=== HOW TO COMPLETE THIS TASK ===
All lines in the material containing the word "Dashboard" need to be copied.
******
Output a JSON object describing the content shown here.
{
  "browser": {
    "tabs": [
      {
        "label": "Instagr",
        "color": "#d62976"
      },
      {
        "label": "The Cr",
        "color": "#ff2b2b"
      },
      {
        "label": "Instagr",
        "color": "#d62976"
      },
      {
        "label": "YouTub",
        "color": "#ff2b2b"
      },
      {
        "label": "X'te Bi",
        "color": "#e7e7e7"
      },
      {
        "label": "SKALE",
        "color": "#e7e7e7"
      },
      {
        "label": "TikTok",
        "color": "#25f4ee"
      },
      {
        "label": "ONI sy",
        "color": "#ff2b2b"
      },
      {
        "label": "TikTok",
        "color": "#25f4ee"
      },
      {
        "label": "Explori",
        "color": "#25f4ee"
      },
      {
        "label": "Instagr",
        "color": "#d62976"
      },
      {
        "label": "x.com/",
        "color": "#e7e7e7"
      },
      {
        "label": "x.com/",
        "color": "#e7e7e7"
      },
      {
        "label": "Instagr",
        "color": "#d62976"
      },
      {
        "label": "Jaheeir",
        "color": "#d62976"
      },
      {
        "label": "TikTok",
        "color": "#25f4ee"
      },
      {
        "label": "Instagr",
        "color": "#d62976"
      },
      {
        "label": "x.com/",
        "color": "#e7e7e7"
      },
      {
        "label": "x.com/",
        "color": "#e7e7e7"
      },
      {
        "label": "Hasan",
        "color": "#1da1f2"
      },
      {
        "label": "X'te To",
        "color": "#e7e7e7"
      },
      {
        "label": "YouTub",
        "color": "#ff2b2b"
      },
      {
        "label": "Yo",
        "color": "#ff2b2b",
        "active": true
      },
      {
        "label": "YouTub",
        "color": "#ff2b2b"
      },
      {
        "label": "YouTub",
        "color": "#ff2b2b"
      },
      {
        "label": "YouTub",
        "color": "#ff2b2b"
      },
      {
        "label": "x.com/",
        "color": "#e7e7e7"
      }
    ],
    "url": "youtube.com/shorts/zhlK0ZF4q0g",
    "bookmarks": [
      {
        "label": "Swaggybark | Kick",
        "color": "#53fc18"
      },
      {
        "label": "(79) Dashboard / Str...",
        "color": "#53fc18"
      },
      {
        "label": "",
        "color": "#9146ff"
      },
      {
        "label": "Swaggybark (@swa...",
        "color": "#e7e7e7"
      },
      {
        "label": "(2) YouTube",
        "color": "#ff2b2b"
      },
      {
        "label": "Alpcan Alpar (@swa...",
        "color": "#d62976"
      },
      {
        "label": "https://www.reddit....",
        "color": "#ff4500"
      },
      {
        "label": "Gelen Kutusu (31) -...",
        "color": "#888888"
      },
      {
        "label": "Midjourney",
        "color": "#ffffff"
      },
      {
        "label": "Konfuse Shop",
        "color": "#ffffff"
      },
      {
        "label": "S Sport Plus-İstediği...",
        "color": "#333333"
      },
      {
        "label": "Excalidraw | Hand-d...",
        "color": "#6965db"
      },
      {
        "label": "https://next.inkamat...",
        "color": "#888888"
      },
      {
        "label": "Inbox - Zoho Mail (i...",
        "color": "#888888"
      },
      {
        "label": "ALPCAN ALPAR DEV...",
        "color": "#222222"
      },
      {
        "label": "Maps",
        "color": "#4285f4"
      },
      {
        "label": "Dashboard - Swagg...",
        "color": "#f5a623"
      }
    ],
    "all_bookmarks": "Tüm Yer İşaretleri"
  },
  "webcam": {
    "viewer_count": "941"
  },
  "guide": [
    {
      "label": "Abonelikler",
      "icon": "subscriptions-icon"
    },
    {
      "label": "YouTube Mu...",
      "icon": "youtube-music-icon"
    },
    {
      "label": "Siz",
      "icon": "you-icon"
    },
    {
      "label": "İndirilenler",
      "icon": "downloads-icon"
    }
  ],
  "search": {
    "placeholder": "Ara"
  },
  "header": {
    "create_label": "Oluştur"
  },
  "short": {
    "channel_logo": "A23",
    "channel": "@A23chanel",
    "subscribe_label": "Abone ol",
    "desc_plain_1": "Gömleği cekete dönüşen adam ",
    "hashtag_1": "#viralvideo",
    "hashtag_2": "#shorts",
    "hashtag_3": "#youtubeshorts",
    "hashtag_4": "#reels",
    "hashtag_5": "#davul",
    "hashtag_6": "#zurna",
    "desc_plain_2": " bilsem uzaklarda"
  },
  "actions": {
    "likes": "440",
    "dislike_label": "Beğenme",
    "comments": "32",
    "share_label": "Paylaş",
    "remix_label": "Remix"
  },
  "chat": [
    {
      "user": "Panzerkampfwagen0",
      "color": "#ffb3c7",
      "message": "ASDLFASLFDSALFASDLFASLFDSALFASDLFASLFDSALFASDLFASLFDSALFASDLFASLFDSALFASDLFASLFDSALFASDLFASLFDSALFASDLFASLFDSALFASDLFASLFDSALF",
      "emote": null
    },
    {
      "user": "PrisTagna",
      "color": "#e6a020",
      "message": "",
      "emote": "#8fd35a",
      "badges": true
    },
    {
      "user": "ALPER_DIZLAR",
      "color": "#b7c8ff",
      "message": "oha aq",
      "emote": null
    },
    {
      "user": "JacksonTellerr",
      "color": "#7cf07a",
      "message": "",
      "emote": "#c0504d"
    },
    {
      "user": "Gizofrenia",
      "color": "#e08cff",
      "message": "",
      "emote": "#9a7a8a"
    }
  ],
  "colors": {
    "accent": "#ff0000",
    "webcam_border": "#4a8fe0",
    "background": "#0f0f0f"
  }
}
******
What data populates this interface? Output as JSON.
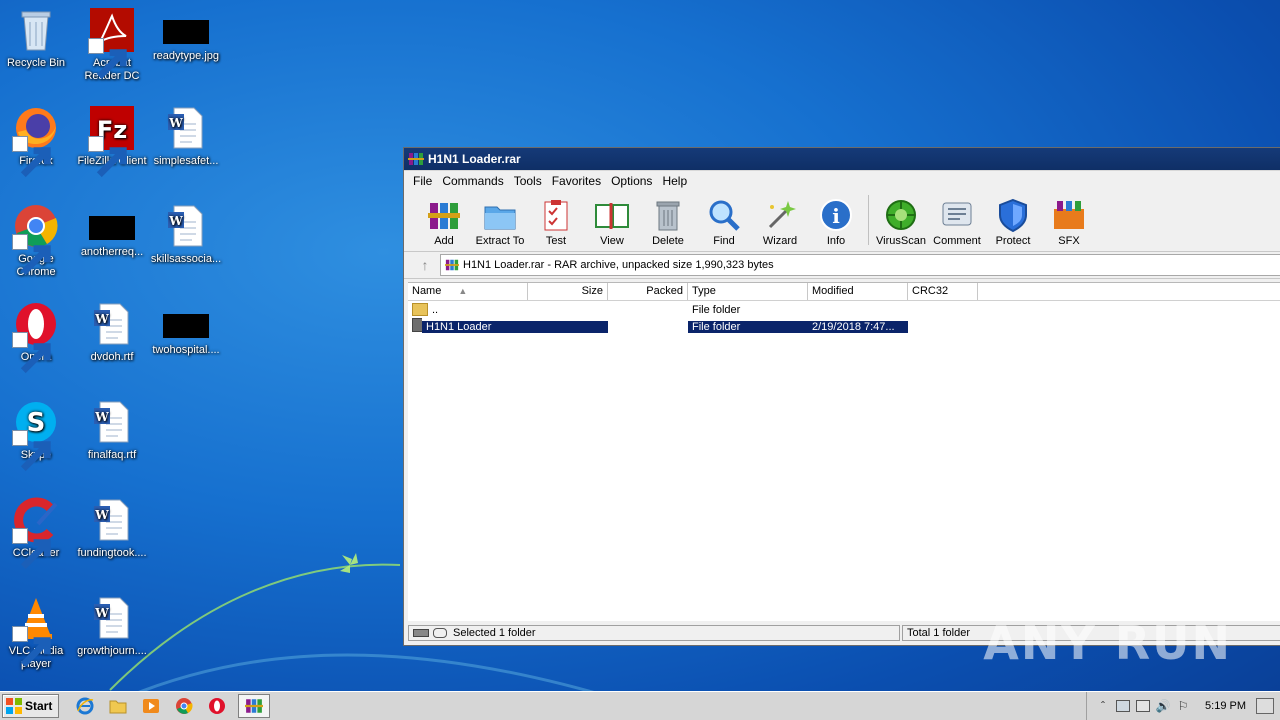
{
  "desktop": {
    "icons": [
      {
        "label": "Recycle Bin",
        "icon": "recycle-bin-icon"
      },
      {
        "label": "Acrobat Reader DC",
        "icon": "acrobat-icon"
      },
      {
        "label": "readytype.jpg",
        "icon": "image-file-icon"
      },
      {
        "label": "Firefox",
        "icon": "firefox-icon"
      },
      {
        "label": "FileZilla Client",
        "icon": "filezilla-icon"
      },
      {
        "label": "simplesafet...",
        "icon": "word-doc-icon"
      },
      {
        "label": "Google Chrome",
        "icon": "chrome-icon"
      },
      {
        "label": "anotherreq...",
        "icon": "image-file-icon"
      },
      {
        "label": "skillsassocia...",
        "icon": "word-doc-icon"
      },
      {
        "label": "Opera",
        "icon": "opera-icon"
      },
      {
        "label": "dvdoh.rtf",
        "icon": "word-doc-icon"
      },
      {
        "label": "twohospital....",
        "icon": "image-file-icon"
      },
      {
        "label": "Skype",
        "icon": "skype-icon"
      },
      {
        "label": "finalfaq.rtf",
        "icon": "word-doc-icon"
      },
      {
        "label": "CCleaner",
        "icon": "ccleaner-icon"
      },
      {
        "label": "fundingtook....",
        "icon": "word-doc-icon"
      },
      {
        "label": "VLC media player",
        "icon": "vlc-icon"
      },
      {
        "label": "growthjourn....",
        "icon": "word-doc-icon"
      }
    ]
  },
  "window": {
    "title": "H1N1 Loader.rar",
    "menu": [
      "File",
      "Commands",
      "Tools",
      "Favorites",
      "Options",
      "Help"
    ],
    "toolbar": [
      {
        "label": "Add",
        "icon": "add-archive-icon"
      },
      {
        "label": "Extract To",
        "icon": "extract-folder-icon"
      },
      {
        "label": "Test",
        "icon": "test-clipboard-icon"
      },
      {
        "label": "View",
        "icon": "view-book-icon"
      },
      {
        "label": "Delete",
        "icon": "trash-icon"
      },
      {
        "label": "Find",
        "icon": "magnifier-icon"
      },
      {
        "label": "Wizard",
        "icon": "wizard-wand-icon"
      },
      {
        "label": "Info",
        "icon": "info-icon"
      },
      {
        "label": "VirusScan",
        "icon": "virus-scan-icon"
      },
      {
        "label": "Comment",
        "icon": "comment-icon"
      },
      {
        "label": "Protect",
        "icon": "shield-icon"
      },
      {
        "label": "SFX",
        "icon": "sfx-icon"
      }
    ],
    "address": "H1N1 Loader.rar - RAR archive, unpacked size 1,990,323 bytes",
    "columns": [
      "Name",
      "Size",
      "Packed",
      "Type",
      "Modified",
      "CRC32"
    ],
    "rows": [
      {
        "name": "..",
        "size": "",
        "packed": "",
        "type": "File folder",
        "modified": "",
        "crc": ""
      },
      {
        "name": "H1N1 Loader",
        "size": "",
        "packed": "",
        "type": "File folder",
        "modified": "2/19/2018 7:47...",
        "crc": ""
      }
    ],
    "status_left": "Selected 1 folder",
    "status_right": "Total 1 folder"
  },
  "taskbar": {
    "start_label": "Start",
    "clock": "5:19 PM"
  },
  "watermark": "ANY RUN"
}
******
=== OUTPUT FOR THIS EXERCISE ===
        "label": "(79) Dashboard / Str...",
        "label": "Dashboard - Swagg...",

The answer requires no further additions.